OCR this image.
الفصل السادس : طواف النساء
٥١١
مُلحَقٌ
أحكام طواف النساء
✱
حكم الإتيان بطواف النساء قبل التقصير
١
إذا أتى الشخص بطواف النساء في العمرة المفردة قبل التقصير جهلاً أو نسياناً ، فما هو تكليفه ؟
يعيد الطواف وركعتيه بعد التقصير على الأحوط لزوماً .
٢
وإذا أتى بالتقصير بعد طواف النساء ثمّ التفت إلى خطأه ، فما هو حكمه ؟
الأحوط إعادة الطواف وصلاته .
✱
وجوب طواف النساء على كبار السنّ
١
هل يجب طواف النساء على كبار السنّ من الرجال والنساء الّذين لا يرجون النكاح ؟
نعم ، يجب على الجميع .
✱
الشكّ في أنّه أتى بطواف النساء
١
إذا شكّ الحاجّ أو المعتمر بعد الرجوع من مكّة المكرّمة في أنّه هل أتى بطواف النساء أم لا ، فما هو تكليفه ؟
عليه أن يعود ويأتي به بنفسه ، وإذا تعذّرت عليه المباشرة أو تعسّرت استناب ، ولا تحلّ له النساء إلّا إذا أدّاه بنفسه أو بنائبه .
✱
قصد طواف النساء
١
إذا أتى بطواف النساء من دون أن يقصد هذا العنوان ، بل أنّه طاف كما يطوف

──────

## Do this
Output every entry shown above, exactly.

## In response
OCR this image.
الفصل السادس : طواف النساء
٥١١
مُلحَقٌ
أحكام طواف النساء
✱
حكم الإتيان بطواف النساء قبل التقصير
١
إذا أتى الشخص بطواف النساء في العمرة المفردة قبل التقصير جهلاً أو نسياناً ، فما هو تكليفه ؟
يعيد الطواف وركعتيه بعد التقصير على الأحوط لزوماً .
٢
وإذا أتى بالتقصير بعد طواف النساء ثمّ التفت إلى خطأه ، فما هو حكمه ؟
الأحوط إعادة الطواف وصلاته .
✱
وجوب طواف النساء على كبار السنّ
١
هل يجب طواف النساء على كبار السنّ من الرجال والنساء الّذين لا يرجون النكاح ؟
نعم ، يجب على الجميع .
✱
الشكّ في أنّه أتى بطواف النساء
١
إذا شكّ الحاجّ أو المعتمر بعد الرجوع من مكّة المكرّمة في أنّه هل أتى بطواف النساء أم لا ، فما هو تكليفه ؟
عليه أن يعود ويأتي به بنفسه ، وإذا تعذّرت عليه المباشرة أو تعسّرت استناب ، ولا تحلّ له النساء إلّا إذا أدّاه بنفسه أو بنائبه .
✱
قصد طواف النساء
١
إذا أتى بطواف النساء من دون أن يقصد هذا العنوان ، بل أنّه طاف كما يطوف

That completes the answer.